> [Set problem]
Write out all the entries word for word, but skip any images.

> [Records supplied]
++++++++++
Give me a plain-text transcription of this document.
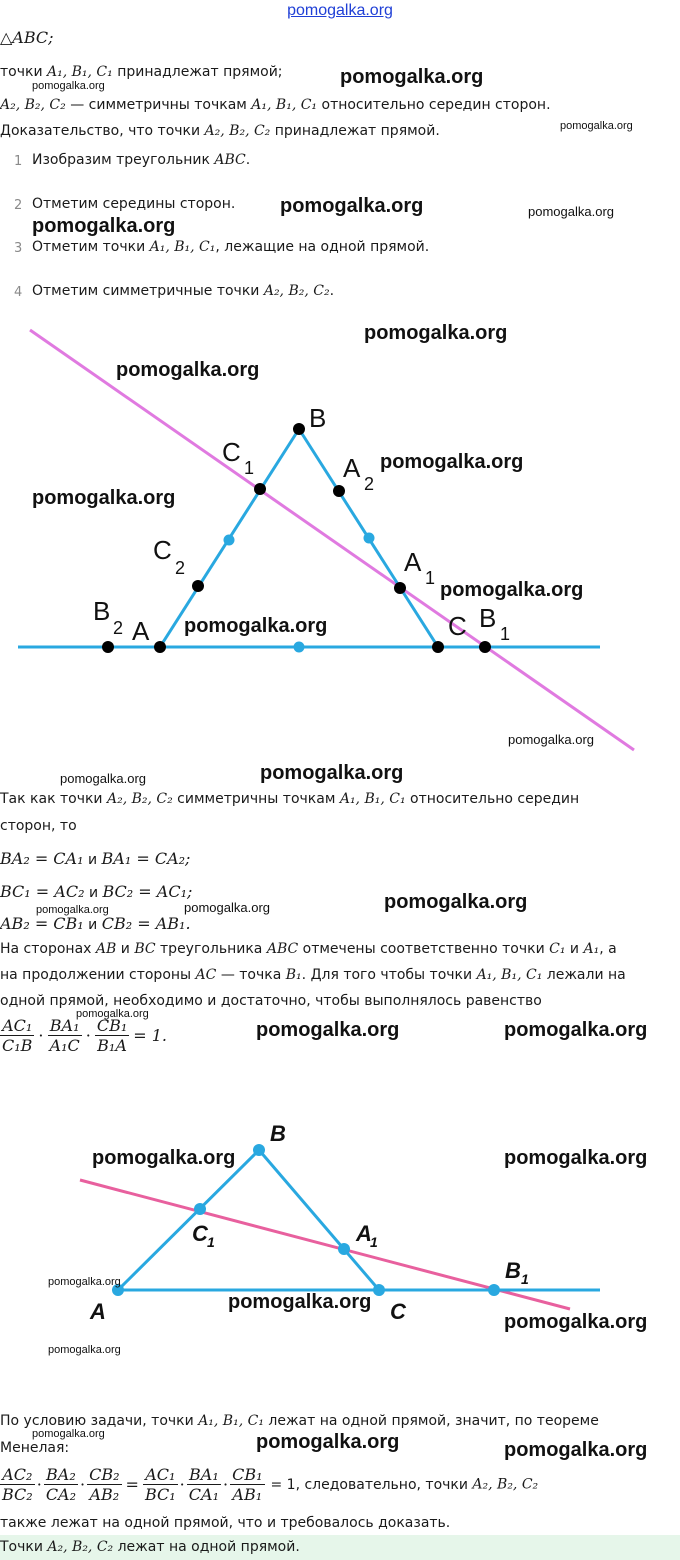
pomogalka.org
△ABC;
точки A₁, B₁, C₁ принадлежат прямой;
A₂, B₂, C₂ — симметричны точкам A₁, B₁, C₁ относительно середин сторон.
Доказательство, что точки A₂, B₂, C₂ принадлежат прямой.
1 Изобразим треугольник ABC.
2 Отметим середины сторон.
3 Отметим точки A₁, B₁, C₁, лежащие на одной прямой.
4 Отметим симметричные точки A₂, B₂, C₂.
B
C
1	A
2
C
2	A
1
B
2 A	C B
1
Так как точки A₂, B₂, C₂ симметричны точкам A₁, B₁, C₁ относительно середин
сторон, то
BA₂ = CA₁ и BA₁ = CA₂;
BC₁ = AC₂ и BC₂ = AC₁;
AB₂ = CB₁ и CB₂ = AB₁.
На сторонах AB и BC треугольника ABC отмечены соответственно точки C₁ и A₁, а
на продолжении стороны AC — точка B₁. Для того чтобы точки A₁, B₁, C₁ лежали на
одной прямой, необходимо и достаточно, чтобы выполнялось равенство
$\frac{\text{AC₁}}{\text{C₁B}} \cdot \frac{\text{BA₁}}{\text{A₁C}} \cdot \frac{\text{CB₁}}{\text{B₁A}} = 1$.
B
C 1	A
1
A	C
B 1
По условию задачи, точки A₁, B₁, C₁ лежат на одной прямой, значит, по теореме
Менелая:
$\frac{\text{AC₂}}{\text{BC₂}} \cdot \frac{\text{BA₂}}{\text{CA₂}} \cdot \frac{\text{CB₂}}{\text{AB₂}} = \frac{\text{AC₁}}{\text{BC₁}} \cdot \frac{\text{BA₁}}{\text{CA₁}} \cdot \frac{\text{CB₁}}{\text{AB₁}} = 1$, следовательно, точки A₂, B₂, C₂
также лежат на одной прямой, что и требовалось доказать.
Точки A₂, B₂, C₂ лежат на одной прямой.
pomogalka.org
pomogalka.org
pomogalka.org
pomogalka.org	pomogalka.org
pomogalka.org
pomogalka.org
pomogalka.org
pomogalka.org
pomogalka.org
pomogalka.org
pomogalka.org
pomogalka.org
pomogalka.org
pomogalka.org
pomogalka.org
pomogalka.org
pomogalka.org
pomogalka.org
pomogalka.org	pomogalka.org
pomogalka.org	pomogalka.org
pomogalka.org
pomogalka.org
pomogalka.org
pomogalka.org
pomogalka.org
pomogalka.org
pomogalka.org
++++++++++
> [Full answer]
Give me a plain-text transcription of this document.
pomogalka.org
△ABC;
точки A₁, B₁, C₁ принадлежат прямой;
A₂, B₂, C₂ — симметричны точкам A₁, B₁, C₁ относительно середин сторон.
Доказательство, что точки A₂, B₂, C₂ принадлежат прямой.
1 Изобразим треугольник ABC.
2 Отметим середины сторон.
3 Отметим точки A₁, B₁, C₁, лежащие на одной прямой.
4 Отметим симметричные точки A₂, B₂, C₂.
B
C
1	A
2
C
2	A
1
B
2 A	C B
1
Так как точки A₂, B₂, C₂ симметричны точкам A₁, B₁, C₁ относительно середин
сторон, то
BA₂ = CA₁ и BA₁ = CA₂;
BC₁ = AC₂ и BC₂ = AC₁;
AB₂ = CB₁ и CB₂ = AB₁.
На сторонах AB и BC треугольника ABC отмечены соответственно точки C₁ и A₁, а
на продолжении стороны AC — точка B₁. Для того чтобы точки A₁, B₁, C₁ лежали на
одной прямой, необходимо и достаточно, чтобы выполнялось равенство
$\frac{\text{AC₁}}{\text{C₁B}} \cdot \frac{\text{BA₁}}{\text{A₁C}} \cdot \frac{\text{CB₁}}{\text{B₁A}} = 1$.
B
C 1	A
1
A	C
B 1
По условию задачи, точки A₁, B₁, C₁ лежат на одной прямой, значит, по теореме
Менелая:
$\frac{\text{AC₂}}{\text{BC₂}} \cdot \frac{\text{BA₂}}{\text{CA₂}} \cdot \frac{\text{CB₂}}{\text{AB₂}} = \frac{\text{AC₁}}{\text{BC₁}} \cdot \frac{\text{BA₁}}{\text{CA₁}} \cdot \frac{\text{CB₁}}{\text{AB₁}} = 1$, следовательно, точки A₂, B₂, C₂
также лежат на одной прямой, что и требовалось доказать.
Точки A₂, B₂, C₂ лежат на одной прямой.
pomogalka.org
pomogalka.org
pomogalka.org
pomogalka.org	pomogalka.org
pomogalka.org
pomogalka.org
pomogalka.org
pomogalka.org
pomogalka.org
pomogalka.org
pomogalka.org
pomogalka.org
pomogalka.org
pomogalka.org
pomogalka.org
pomogalka.org
pomogalka.org
pomogalka.org
pomogalka.org	pomogalka.org
pomogalka.org	pomogalka.org
pomogalka.org
pomogalka.org
pomogalka.org
pomogalka.org
pomogalka.org
pomogalka.org
pomogalka.org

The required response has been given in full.